Your objective ->
Each entry must be reproduced precisely as it stands.

Start Dataset records

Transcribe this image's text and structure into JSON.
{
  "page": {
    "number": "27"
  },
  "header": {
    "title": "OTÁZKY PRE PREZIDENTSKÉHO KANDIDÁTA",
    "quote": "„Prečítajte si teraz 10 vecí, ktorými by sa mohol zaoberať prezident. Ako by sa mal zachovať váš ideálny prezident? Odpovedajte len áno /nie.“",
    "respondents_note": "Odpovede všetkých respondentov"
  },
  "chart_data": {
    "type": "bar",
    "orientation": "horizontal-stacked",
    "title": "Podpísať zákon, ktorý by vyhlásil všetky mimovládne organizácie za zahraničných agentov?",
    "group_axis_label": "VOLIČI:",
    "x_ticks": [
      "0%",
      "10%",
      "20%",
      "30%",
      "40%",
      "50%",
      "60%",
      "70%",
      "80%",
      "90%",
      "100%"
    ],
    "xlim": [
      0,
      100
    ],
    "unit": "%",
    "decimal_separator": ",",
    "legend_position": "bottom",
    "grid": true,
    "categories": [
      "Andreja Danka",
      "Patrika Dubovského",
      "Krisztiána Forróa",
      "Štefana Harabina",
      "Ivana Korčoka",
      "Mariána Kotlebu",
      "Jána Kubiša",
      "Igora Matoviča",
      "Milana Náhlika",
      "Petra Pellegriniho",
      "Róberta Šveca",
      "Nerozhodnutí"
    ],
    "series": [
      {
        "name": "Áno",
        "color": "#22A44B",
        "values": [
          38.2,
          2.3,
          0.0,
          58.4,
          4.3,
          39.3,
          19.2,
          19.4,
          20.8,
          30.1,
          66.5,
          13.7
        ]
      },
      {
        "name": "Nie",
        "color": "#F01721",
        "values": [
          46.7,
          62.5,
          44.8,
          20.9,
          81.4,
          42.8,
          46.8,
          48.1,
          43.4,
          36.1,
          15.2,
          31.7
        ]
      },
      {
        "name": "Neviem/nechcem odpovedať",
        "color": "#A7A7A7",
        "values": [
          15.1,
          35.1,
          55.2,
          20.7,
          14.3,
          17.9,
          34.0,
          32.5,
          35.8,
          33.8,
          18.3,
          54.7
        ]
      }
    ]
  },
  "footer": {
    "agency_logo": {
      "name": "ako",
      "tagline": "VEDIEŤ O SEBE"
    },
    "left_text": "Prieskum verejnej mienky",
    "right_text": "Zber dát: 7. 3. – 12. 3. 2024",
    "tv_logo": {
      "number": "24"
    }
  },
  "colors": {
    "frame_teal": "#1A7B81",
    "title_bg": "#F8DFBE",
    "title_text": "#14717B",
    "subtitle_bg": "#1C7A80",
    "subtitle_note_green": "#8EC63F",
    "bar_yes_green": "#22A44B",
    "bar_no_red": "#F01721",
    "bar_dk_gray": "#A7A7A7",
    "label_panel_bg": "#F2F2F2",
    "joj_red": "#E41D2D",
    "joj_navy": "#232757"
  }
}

End Dataset records

Written response ->
Transcribe this image's text and structure into JSON.
{
  "page": {
    "number": "27"
  },
  "header": {
    "title": "OTÁZKY PRE PREZIDENTSKÉHO KANDIDÁTA",
    "quote": "„Prečítajte si teraz 10 vecí, ktorými by sa mohol zaoberať prezident. Ako by sa mal zachovať váš ideálny prezident? Odpovedajte len áno /nie.“",
    "respondents_note": "Odpovede všetkých respondentov"
  },
  "chart_data": {
    "type": "bar",
    "orientation": "horizontal-stacked",
    "title": "Podpísať zákon, ktorý by vyhlásil všetky mimovládne organizácie za zahraničných agentov?",
    "group_axis_label": "VOLIČI:",
    "x_ticks": [
      "0%",
      "10%",
      "20%",
      "30%",
      "40%",
      "50%",
      "60%",
      "70%",
      "80%",
      "90%",
      "100%"
    ],
    "xlim": [
      0,
      100
    ],
    "unit": "%",
    "decimal_separator": ",",
    "legend_position": "bottom",
    "grid": true,
    "categories": [
      "Andreja Danka",
      "Patrika Dubovského",
      "Krisztiána Forróa",
      "Štefana Harabina",
      "Ivana Korčoka",
      "Mariána Kotlebu",
      "Jána Kubiša",
      "Igora Matoviča",
      "Milana Náhlika",
      "Petra Pellegriniho",
      "Róberta Šveca",
      "Nerozhodnutí"
    ],
    "series": [
      {
        "name": "Áno",
        "color": "#22A44B",
        "values": [
          38.2,
          2.3,
          0.0,
          58.4,
          4.3,
          39.3,
          19.2,
          19.4,
          20.8,
          30.1,
          66.5,
          13.7
        ]
      },
      {
        "name": "Nie",
        "color": "#F01721",
        "values": [
          46.7,
          62.5,
          44.8,
          20.9,
          81.4,
          42.8,
          46.8,
          48.1,
          43.4,
          36.1,
          15.2,
          31.7
        ]
      },
      {
        "name": "Neviem/nechcem odpovedať",
        "color": "#A7A7A7",
        "values": [
          15.1,
          35.1,
          55.2,
          20.7,
          14.3,
          17.9,
          34.0,
          32.5,
          35.8,
          33.8,
          18.3,
          54.7
        ]
      }
    ]
  },
  "footer": {
    "agency_logo": {
      "name": "ako",
      "tagline": "VEDIEŤ O SEBE"
    },
    "left_text": "Prieskum verejnej mienky",
    "right_text": "Zber dát: 7. 3. – 12. 3. 2024",
    "tv_logo": {
      "number": "24"
    }
  },
  "colors": {
    "frame_teal": "#1A7B81",
    "title_bg": "#F8DFBE",
    "title_text": "#14717B",
    "subtitle_bg": "#1C7A80",
    "subtitle_note_green": "#8EC63F",
    "bar_yes_green": "#22A44B",
    "bar_no_red": "#F01721",
    "bar_dk_gray": "#A7A7A7",
    "label_panel_bg": "#F2F2F2",
    "joj_red": "#E41D2D",
    "joj_navy": "#232757"
  }
}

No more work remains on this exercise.